### Task
From the entries that follow, gather each line holding the word "something".

### Provided entries
◇ ◇ ◇
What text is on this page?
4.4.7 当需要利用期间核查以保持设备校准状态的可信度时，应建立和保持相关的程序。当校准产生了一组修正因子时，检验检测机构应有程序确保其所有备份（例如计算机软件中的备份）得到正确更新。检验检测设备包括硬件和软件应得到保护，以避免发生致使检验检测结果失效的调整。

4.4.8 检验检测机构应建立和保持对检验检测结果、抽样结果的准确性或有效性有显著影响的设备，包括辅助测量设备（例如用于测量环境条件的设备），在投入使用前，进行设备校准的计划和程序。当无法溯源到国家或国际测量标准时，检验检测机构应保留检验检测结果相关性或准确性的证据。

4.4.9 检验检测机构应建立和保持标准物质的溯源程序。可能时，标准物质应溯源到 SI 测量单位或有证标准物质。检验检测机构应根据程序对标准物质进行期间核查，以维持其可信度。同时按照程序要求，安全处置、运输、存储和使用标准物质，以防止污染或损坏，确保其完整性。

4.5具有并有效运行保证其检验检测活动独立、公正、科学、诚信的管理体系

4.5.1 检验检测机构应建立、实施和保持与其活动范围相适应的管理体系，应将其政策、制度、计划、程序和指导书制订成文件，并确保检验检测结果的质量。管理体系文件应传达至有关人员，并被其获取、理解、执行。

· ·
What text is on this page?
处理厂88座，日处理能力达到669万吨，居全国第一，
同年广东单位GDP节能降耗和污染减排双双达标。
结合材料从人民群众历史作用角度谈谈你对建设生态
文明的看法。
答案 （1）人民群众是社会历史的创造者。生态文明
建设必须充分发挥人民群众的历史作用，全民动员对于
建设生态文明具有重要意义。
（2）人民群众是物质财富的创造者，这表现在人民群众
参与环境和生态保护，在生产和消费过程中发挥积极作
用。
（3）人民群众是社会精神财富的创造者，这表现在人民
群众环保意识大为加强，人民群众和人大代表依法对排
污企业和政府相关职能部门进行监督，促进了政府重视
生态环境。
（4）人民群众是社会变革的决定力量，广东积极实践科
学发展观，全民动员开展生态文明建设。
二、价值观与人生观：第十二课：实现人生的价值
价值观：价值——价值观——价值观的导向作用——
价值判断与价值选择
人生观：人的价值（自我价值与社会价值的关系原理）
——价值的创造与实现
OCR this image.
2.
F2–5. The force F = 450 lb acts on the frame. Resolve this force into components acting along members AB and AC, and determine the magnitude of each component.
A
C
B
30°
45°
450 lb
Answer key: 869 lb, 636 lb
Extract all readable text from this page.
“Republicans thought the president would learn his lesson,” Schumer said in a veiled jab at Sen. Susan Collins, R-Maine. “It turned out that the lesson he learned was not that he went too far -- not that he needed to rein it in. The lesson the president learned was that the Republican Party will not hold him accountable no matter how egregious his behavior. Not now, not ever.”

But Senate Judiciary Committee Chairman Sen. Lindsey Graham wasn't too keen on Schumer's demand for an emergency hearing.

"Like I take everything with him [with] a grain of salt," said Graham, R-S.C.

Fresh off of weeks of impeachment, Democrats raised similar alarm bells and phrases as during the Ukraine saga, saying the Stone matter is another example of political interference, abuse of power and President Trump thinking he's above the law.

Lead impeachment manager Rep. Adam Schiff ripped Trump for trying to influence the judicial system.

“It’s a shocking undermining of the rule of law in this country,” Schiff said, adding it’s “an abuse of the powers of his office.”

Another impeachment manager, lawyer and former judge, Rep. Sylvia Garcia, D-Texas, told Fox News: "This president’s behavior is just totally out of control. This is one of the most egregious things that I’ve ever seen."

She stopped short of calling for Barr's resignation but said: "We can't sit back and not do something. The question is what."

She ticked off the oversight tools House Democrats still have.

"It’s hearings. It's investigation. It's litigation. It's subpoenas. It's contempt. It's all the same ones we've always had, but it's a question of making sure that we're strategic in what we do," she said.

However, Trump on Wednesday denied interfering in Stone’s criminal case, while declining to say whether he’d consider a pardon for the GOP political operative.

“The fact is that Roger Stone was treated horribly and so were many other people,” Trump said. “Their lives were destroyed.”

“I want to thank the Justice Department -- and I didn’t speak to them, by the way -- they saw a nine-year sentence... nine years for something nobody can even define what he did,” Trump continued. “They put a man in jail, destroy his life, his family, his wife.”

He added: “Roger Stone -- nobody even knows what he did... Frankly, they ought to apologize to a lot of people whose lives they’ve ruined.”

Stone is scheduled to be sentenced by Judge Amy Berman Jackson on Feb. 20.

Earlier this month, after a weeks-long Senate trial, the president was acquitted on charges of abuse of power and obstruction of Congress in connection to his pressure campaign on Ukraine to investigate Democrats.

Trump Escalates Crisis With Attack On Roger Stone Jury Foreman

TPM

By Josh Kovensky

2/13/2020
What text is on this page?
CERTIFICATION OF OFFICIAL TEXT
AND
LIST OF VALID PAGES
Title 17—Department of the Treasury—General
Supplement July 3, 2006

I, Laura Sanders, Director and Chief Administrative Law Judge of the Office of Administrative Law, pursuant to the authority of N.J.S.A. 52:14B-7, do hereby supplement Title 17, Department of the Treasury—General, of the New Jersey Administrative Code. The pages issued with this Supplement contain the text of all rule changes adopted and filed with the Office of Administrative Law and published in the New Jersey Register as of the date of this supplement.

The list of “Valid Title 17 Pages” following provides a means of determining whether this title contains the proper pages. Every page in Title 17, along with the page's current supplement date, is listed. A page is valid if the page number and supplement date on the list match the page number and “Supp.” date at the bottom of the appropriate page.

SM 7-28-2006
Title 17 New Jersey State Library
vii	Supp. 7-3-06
◇ ◇ ◇
### Response below
She stopped short of calling for Barr's resignation but said: "We can't sit back and not do something. The question is what."
“I want to thank the Justice Department -- and I didn’t speak to them, by the way -- they saw a nine-year sentence... nine years for something nobody can even define what he did,” Trump continued. “They put a man in jail, destroy his life, his family, his wife.”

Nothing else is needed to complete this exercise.